**Problem description**
Copy out the records in full, word for word, without pictures.
#### Information given ####
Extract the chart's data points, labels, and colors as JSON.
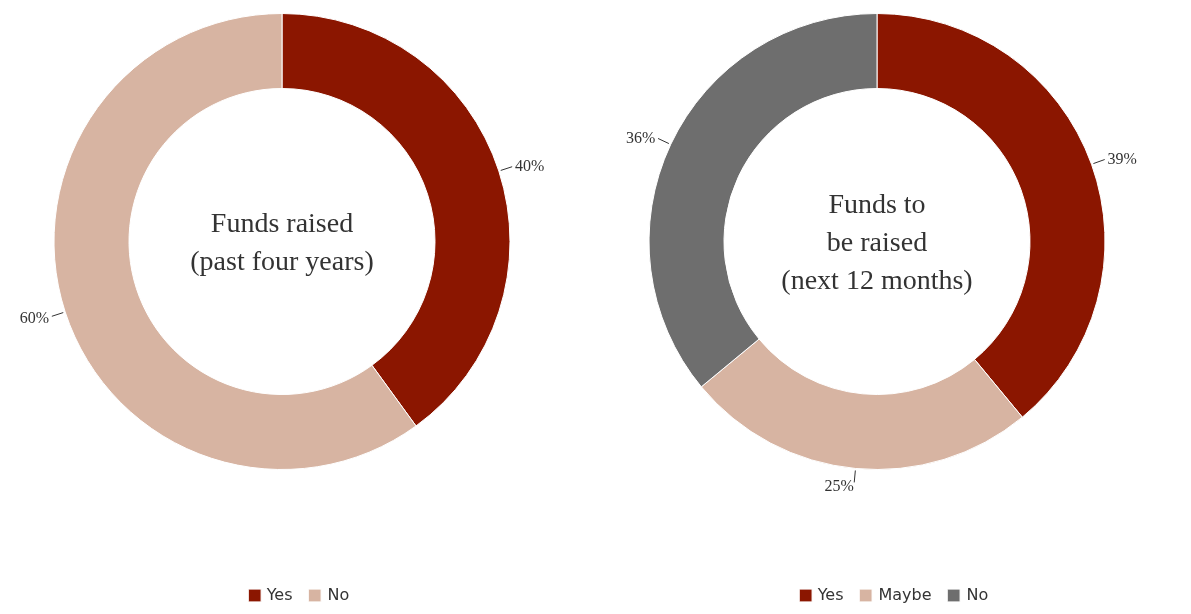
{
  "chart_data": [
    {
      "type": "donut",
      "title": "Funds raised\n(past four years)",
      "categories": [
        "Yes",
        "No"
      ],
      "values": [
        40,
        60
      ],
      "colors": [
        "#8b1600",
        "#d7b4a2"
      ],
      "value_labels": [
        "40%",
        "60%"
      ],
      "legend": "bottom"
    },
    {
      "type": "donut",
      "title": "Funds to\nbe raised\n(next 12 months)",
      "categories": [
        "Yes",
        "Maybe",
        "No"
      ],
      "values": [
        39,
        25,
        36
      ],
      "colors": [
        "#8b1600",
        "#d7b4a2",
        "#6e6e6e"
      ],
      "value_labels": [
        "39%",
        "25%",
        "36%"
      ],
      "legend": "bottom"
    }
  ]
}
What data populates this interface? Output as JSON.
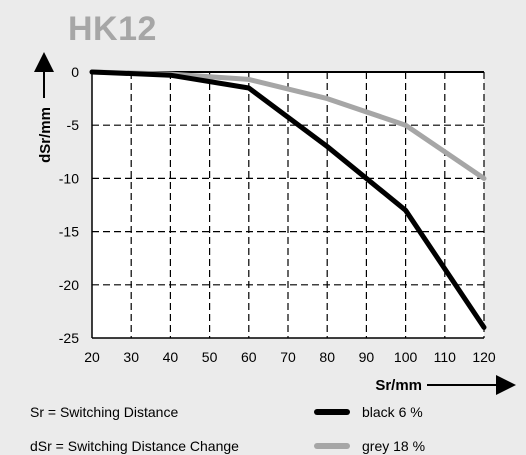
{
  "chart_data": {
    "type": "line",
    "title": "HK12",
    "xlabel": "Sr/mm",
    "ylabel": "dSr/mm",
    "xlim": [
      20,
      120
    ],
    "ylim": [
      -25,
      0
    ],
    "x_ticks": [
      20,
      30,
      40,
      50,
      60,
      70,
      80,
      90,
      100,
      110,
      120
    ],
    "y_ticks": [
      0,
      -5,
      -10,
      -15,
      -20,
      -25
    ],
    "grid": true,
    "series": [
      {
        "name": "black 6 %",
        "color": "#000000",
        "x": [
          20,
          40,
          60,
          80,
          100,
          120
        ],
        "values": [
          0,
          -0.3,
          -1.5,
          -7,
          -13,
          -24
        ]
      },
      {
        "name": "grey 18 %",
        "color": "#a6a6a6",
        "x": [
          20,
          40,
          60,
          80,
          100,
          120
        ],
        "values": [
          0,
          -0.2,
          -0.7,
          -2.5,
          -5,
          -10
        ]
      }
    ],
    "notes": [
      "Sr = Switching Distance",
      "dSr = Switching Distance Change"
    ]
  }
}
####
**Correct result**
Extract the chart's data points, labels, and colors as JSON.
{
  "chart_data": [
    {
      "type": "donut",
      "title": "Funds raised\n(past four years)",
      "categories": [
        "Yes",
        "No"
      ],
      "values": [
        40,
        60
      ],
      "colors": [
        "#8b1600",
        "#d7b4a2"
      ],
      "value_labels": [
        "40%",
        "60%"
      ],
      "legend": "bottom"
    },
    {
      "type": "donut",
      "title": "Funds to\nbe raised\n(next 12 months)",
      "categories": [
        "Yes",
        "Maybe",
        "No"
      ],
      "values": [
        39,
        25,
        36
      ],
      "colors": [
        "#8b1600",
        "#d7b4a2",
        "#6e6e6e"
      ],
      "value_labels": [
        "39%",
        "25%",
        "36%"
      ],
      "legend": "bottom"
    }
  ]
}
What data populates this interface? Output as JSON.
{
  "chart_data": {
    "type": "line",
    "title": "HK12",
    "xlabel": "Sr/mm",
    "ylabel": "dSr/mm",
    "xlim": [
      20,
      120
    ],
    "ylim": [
      -25,
      0
    ],
    "x_ticks": [
      20,
      30,
      40,
      50,
      60,
      70,
      80,
      90,
      100,
      110,
      120
    ],
    "y_ticks": [
      0,
      -5,
      -10,
      -15,
      -20,
      -25
    ],
    "grid": true,
    "series": [
      {
        "name": "black 6 %",
        "color": "#000000",
        "x": [
          20,
          40,
          60,
          80,
          100,
          120
        ],
        "values": [
          0,
          -0.3,
          -1.5,
          -7,
          -13,
          -24
        ]
      },
      {
        "name": "grey 18 %",
        "color": "#a6a6a6",
        "x": [
          20,
          40,
          60,
          80,
          100,
          120
        ],
        "values": [
          0,
          -0.2,
          -0.7,
          -2.5,
          -5,
          -10
        ]
      }
    ],
    "notes": [
      "Sr = Switching Distance",
      "dSr = Switching Distance Change"
    ]
  }
}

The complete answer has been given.